▶ RECORDS FOR THIS TASK:
────────────────

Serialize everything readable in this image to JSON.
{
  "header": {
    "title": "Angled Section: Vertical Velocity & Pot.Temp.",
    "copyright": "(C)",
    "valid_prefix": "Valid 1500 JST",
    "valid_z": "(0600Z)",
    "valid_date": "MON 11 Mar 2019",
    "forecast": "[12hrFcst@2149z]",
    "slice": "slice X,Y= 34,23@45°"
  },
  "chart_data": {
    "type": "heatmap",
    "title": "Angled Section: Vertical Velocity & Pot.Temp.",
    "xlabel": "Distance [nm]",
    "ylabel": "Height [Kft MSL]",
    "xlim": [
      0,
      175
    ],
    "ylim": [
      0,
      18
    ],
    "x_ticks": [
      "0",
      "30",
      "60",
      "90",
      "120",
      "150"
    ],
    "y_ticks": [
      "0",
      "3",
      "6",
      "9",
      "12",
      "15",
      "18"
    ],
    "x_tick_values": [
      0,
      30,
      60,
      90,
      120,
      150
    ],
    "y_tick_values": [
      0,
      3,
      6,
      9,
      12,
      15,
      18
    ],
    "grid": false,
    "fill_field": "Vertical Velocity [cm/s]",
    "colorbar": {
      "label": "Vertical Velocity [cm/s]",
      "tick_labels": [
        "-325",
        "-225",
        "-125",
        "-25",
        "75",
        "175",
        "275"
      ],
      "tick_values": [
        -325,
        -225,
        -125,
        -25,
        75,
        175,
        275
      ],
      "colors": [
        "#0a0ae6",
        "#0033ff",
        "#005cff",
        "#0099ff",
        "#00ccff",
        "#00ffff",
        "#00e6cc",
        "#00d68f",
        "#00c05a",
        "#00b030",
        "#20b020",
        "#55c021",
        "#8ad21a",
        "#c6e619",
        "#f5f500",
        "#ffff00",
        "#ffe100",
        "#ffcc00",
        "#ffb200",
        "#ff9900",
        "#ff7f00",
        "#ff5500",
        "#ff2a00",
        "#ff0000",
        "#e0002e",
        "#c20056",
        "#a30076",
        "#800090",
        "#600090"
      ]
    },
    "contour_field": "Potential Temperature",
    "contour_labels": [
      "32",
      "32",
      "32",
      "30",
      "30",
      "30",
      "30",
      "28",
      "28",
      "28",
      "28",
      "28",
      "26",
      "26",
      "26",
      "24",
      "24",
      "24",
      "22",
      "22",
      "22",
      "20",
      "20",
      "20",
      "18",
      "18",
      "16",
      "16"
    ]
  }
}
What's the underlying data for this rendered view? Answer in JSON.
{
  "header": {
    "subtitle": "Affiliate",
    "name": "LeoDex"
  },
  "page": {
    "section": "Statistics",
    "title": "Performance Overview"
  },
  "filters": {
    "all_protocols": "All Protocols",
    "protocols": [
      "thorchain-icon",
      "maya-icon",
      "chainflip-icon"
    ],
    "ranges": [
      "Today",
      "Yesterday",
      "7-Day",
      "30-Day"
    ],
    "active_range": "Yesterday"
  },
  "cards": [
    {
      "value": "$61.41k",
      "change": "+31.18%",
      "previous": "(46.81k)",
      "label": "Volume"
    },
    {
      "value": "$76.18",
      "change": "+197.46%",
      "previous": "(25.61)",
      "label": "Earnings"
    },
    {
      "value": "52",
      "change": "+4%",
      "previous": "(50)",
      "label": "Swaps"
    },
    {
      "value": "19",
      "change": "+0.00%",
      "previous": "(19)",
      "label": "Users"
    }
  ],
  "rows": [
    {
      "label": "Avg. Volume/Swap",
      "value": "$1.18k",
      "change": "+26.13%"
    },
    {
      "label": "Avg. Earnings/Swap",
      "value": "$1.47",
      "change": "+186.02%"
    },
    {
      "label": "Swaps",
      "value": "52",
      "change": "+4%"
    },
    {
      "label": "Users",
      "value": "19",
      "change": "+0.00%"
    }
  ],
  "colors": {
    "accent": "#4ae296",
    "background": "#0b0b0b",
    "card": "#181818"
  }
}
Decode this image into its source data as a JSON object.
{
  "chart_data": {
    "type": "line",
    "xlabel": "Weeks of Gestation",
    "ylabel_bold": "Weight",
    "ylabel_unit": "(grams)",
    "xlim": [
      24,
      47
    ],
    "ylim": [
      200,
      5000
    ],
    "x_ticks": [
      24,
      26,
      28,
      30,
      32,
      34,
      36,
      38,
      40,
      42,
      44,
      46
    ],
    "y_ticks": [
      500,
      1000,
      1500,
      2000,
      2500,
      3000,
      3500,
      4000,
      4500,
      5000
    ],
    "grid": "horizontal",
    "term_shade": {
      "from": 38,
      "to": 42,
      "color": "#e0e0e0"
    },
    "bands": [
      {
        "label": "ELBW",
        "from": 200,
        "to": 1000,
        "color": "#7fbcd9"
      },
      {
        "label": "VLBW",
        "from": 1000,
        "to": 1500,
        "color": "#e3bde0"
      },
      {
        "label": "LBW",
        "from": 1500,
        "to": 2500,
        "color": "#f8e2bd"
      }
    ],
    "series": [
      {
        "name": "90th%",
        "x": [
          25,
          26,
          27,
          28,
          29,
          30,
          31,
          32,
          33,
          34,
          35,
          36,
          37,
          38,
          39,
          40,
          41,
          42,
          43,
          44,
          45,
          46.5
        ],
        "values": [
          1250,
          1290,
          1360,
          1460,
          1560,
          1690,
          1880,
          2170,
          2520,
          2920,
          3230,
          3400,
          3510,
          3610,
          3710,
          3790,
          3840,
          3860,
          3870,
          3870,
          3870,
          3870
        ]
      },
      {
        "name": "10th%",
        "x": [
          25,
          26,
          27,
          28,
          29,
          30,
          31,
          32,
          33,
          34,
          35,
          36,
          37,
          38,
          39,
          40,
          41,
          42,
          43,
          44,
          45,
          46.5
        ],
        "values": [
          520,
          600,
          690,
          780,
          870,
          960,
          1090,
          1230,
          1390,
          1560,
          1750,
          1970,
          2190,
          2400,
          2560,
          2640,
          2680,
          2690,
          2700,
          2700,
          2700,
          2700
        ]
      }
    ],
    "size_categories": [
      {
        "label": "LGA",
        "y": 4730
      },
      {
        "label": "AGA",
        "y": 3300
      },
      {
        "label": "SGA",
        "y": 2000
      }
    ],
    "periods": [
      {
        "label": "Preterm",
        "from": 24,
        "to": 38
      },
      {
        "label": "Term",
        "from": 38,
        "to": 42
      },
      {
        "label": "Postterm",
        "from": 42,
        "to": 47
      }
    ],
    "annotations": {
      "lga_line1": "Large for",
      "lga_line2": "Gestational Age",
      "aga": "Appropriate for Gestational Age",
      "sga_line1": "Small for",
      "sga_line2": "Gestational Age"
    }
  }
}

────────────────

▶ WRITTEN TASK:
Show the data once more, exactly as it was written.

▶ SOLUTION TO THE EXERCISE:
Serialize everything readable in this image to JSON.
{
  "header": {
    "title": "Angled Section: Vertical Velocity & Pot.Temp.",
    "copyright": "(C)",
    "valid_prefix": "Valid 1500 JST",
    "valid_z": "(0600Z)",
    "valid_date": "MON 11 Mar 2019",
    "forecast": "[12hrFcst@2149z]",
    "slice": "slice X,Y= 34,23@45°"
  },
  "chart_data": {
    "type": "heatmap",
    "title": "Angled Section: Vertical Velocity & Pot.Temp.",
    "xlabel": "Distance [nm]",
    "ylabel": "Height [Kft MSL]",
    "xlim": [
      0,
      175
    ],
    "ylim": [
      0,
      18
    ],
    "x_ticks": [
      "0",
      "30",
      "60",
      "90",
      "120",
      "150"
    ],
    "y_ticks": [
      "0",
      "3",
      "6",
      "9",
      "12",
      "15",
      "18"
    ],
    "x_tick_values": [
      0,
      30,
      60,
      90,
      120,
      150
    ],
    "y_tick_values": [
      0,
      3,
      6,
      9,
      12,
      15,
      18
    ],
    "grid": false,
    "fill_field": "Vertical Velocity [cm/s]",
    "colorbar": {
      "label": "Vertical Velocity [cm/s]",
      "tick_labels": [
        "-325",
        "-225",
        "-125",
        "-25",
        "75",
        "175",
        "275"
      ],
      "tick_values": [
        -325,
        -225,
        -125,
        -25,
        75,
        175,
        275
      ],
      "colors": [
        "#0a0ae6",
        "#0033ff",
        "#005cff",
        "#0099ff",
        "#00ccff",
        "#00ffff",
        "#00e6cc",
        "#00d68f",
        "#00c05a",
        "#00b030",
        "#20b020",
        "#55c021",
        "#8ad21a",
        "#c6e619",
        "#f5f500",
        "#ffff00",
        "#ffe100",
        "#ffcc00",
        "#ffb200",
        "#ff9900",
        "#ff7f00",
        "#ff5500",
        "#ff2a00",
        "#ff0000",
        "#e0002e",
        "#c20056",
        "#a30076",
        "#800090",
        "#600090"
      ]
    },
    "contour_field": "Potential Temperature",
    "contour_labels": [
      "32",
      "32",
      "32",
      "30",
      "30",
      "30",
      "30",
      "28",
      "28",
      "28",
      "28",
      "28",
      "26",
      "26",
      "26",
      "24",
      "24",
      "24",
      "22",
      "22",
      "22",
      "20",
      "20",
      "20",
      "18",
      "18",
      "16",
      "16"
    ]
  }
}
What's the underlying data for this rendered view? Answer in JSON.
{
  "header": {
    "subtitle": "Affiliate",
    "name": "LeoDex"
  },
  "page": {
    "section": "Statistics",
    "title": "Performance Overview"
  },
  "filters": {
    "all_protocols": "All Protocols",
    "protocols": [
      "thorchain-icon",
      "maya-icon",
      "chainflip-icon"
    ],
    "ranges": [
      "Today",
      "Yesterday",
      "7-Day",
      "30-Day"
    ],
    "active_range": "Yesterday"
  },
  "cards": [
    {
      "value": "$61.41k",
      "change": "+31.18%",
      "previous": "(46.81k)",
      "label": "Volume"
    },
    {
      "value": "$76.18",
      "change": "+197.46%",
      "previous": "(25.61)",
      "label": "Earnings"
    },
    {
      "value": "52",
      "change": "+4%",
      "previous": "(50)",
      "label": "Swaps"
    },
    {
      "value": "19",
      "change": "+0.00%",
      "previous": "(19)",
      "label": "Users"
    }
  ],
  "rows": [
    {
      "label": "Avg. Volume/Swap",
      "value": "$1.18k",
      "change": "+26.13%"
    },
    {
      "label": "Avg. Earnings/Swap",
      "value": "$1.47",
      "change": "+186.02%"
    },
    {
      "label": "Swaps",
      "value": "52",
      "change": "+4%"
    },
    {
      "label": "Users",
      "value": "19",
      "change": "+0.00%"
    }
  ],
  "colors": {
    "accent": "#4ae296",
    "background": "#0b0b0b",
    "card": "#181818"
  }
}
Decode this image into its source data as a JSON object.
{
  "chart_data": {
    "type": "line",
    "xlabel": "Weeks of Gestation",
    "ylabel_bold": "Weight",
    "ylabel_unit": "(grams)",
    "xlim": [
      24,
      47
    ],
    "ylim": [
      200,
      5000
    ],
    "x_ticks": [
      24,
      26,
      28,
      30,
      32,
      34,
      36,
      38,
      40,
      42,
      44,
      46
    ],
    "y_ticks": [
      500,
      1000,
      1500,
      2000,
      2500,
      3000,
      3500,
      4000,
      4500,
      5000
    ],
    "grid": "horizontal",
    "term_shade": {
      "from": 38,
      "to": 42,
      "color": "#e0e0e0"
    },
    "bands": [
      {
        "label": "ELBW",
        "from": 200,
        "to": 1000,
        "color": "#7fbcd9"
      },
      {
        "label": "VLBW",
        "from": 1000,
        "to": 1500,
        "color": "#e3bde0"
      },
      {
        "label": "LBW",
        "from": 1500,
        "to": 2500,
        "color": "#f8e2bd"
      }
    ],
    "series": [
      {
        "name": "90th%",
        "x": [
          25,
          26,
          27,
          28,
          29,
          30,
          31,
          32,
          33,
          34,
          35,
          36,
          37,
          38,
          39,
          40,
          41,
          42,
          43,
          44,
          45,
          46.5
        ],
        "values": [
          1250,
          1290,
          1360,
          1460,
          1560,
          1690,
          1880,
          2170,
          2520,
          2920,
          3230,
          3400,
          3510,
          3610,
          3710,
          3790,
          3840,
          3860,
          3870,
          3870,
          3870,
          3870
        ]
      },
      {
        "name": "10th%",
        "x": [
          25,
          26,
          27,
          28,
          29,
          30,
          31,
          32,
          33,
          34,
          35,
          36,
          37,
          38,
          39,
          40,
          41,
          42,
          43,
          44,
          45,
          46.5
        ],
        "values": [
          520,
          600,
          690,
          780,
          870,
          960,
          1090,
          1230,
          1390,
          1560,
          1750,
          1970,
          2190,
          2400,
          2560,
          2640,
          2680,
          2690,
          2700,
          2700,
          2700,
          2700
        ]
      }
    ],
    "size_categories": [
      {
        "label": "LGA",
        "y": 4730
      },
      {
        "label": "AGA",
        "y": 3300
      },
      {
        "label": "SGA",
        "y": 2000
      }
    ],
    "periods": [
      {
        "label": "Preterm",
        "from": 24,
        "to": 38
      },
      {
        "label": "Term",
        "from": 38,
        "to": 42
      },
      {
        "label": "Postterm",
        "from": 42,
        "to": 47
      }
    ],
    "annotations": {
      "lga_line1": "Large for",
      "lga_line2": "Gestational Age",
      "aga": "Appropriate for Gestational Age",
      "sga_line1": "Small for",
      "sga_line2": "Gestational Age"
    }
  }
}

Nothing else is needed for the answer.